RECORDS SUPPLIED start

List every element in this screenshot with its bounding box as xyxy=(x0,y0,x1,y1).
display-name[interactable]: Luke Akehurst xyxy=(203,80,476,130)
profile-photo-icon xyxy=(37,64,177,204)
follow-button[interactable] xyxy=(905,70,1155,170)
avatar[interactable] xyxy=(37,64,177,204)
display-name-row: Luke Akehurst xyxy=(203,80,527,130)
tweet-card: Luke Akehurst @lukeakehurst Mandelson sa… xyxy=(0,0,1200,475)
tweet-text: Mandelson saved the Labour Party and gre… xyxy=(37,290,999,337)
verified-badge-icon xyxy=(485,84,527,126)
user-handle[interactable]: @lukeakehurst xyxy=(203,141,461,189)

RECORDS SUPPLIED end

#### CHALLENGE
Rewrite the lines above as a numbered list, leaving out any blank ones.

#### EXERCISE RESPONSE
1. List every element in this screenshot with its bounding box as xyxy=(x0,y0,x1,y1).
2. display-name[interactable]: Luke Akehurst xyxy=(203,80,476,130)
3. profile-photo-icon xyxy=(37,64,177,204)
4. follow-button[interactable] xyxy=(905,70,1155,170)
5. avatar[interactable] xyxy=(37,64,177,204)
6. display-name-row: Luke Akehurst xyxy=(203,80,527,130)
7. tweet-card: Luke Akehurst @lukeakehurst Mandelson sa… xyxy=(0,0,1200,475)
8. tweet-text: Mandelson saved the Labour Party and gre… xyxy=(37,290,999,337)
9. verified-badge-icon xyxy=(485,84,527,126)
10. user-handle[interactable]: @lukeakehurst xyxy=(203,141,461,189)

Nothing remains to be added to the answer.